## Task details:
Copy out every line exactly, passing over the pictures.

# # # #

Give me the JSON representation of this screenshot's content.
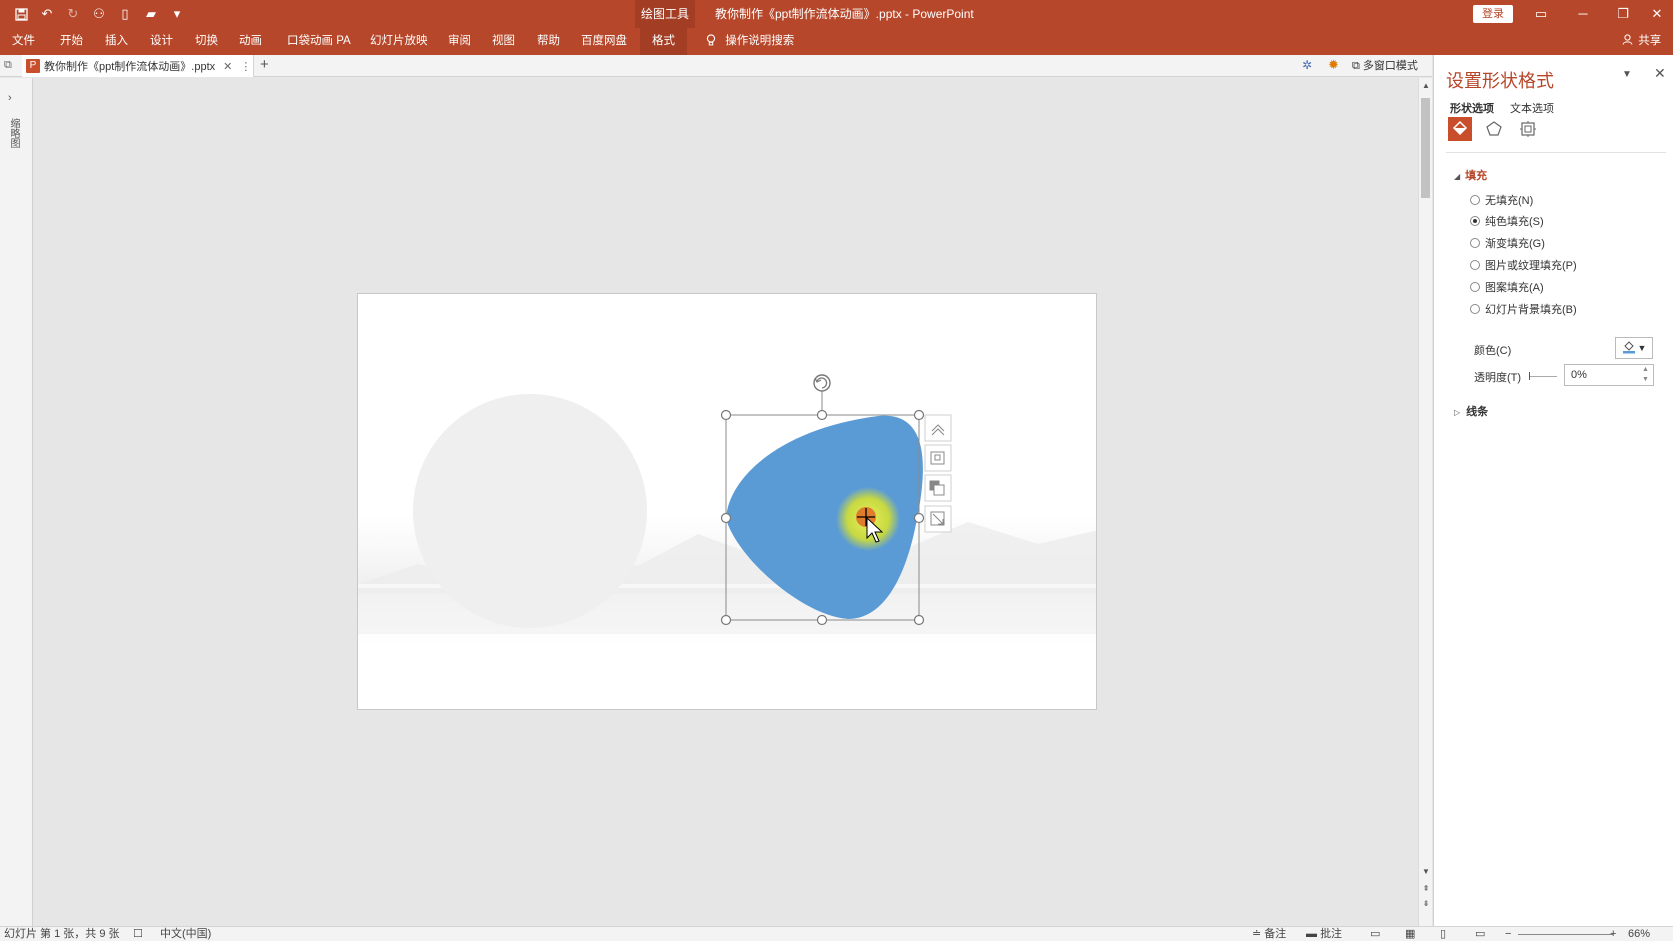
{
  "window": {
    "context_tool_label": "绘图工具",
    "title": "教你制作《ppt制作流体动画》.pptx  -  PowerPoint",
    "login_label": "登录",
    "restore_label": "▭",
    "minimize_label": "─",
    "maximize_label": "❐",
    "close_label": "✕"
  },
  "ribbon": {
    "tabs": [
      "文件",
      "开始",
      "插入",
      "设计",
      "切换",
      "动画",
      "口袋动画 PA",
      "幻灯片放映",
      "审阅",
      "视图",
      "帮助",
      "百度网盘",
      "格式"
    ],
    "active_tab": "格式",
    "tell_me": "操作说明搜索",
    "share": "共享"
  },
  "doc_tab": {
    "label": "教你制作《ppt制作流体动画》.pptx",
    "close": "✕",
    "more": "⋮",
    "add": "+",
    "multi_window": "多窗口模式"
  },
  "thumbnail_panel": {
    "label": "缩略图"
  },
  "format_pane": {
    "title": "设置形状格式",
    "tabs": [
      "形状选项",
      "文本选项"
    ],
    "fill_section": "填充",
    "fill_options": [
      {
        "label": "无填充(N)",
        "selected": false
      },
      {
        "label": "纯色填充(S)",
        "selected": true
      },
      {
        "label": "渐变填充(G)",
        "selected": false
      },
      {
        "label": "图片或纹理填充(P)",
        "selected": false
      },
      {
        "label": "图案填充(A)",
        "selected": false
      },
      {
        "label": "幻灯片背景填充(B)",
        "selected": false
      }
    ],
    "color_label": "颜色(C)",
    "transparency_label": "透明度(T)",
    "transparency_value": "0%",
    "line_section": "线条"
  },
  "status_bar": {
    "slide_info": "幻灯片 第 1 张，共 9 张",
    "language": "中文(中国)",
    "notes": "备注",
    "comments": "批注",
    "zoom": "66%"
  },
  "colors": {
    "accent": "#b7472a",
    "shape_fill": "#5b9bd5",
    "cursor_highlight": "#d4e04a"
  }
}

# # # #

## Response to this task:
Give me the JSON representation of this screenshot's content.
{
  "window": {
    "context_tool_label": "绘图工具",
    "title": "教你制作《ppt制作流体动画》.pptx  -  PowerPoint",
    "login_label": "登录",
    "restore_label": "▭",
    "minimize_label": "─",
    "maximize_label": "❐",
    "close_label": "✕"
  },
  "ribbon": {
    "tabs": [
      "文件",
      "开始",
      "插入",
      "设计",
      "切换",
      "动画",
      "口袋动画 PA",
      "幻灯片放映",
      "审阅",
      "视图",
      "帮助",
      "百度网盘",
      "格式"
    ],
    "active_tab": "格式",
    "tell_me": "操作说明搜索",
    "share": "共享"
  },
  "doc_tab": {
    "label": "教你制作《ppt制作流体动画》.pptx",
    "close": "✕",
    "more": "⋮",
    "add": "+",
    "multi_window": "多窗口模式"
  },
  "thumbnail_panel": {
    "label": "缩略图"
  },
  "format_pane": {
    "title": "设置形状格式",
    "tabs": [
      "形状选项",
      "文本选项"
    ],
    "fill_section": "填充",
    "fill_options": [
      {
        "label": "无填充(N)",
        "selected": false
      },
      {
        "label": "纯色填充(S)",
        "selected": true
      },
      {
        "label": "渐变填充(G)",
        "selected": false
      },
      {
        "label": "图片或纹理填充(P)",
        "selected": false
      },
      {
        "label": "图案填充(A)",
        "selected": false
      },
      {
        "label": "幻灯片背景填充(B)",
        "selected": false
      }
    ],
    "color_label": "颜色(C)",
    "transparency_label": "透明度(T)",
    "transparency_value": "0%",
    "line_section": "线条"
  },
  "status_bar": {
    "slide_info": "幻灯片 第 1 张，共 9 张",
    "language": "中文(中国)",
    "notes": "备注",
    "comments": "批注",
    "zoom": "66%"
  },
  "colors": {
    "accent": "#b7472a",
    "shape_fill": "#5b9bd5",
    "cursor_highlight": "#d4e04a"
  }
}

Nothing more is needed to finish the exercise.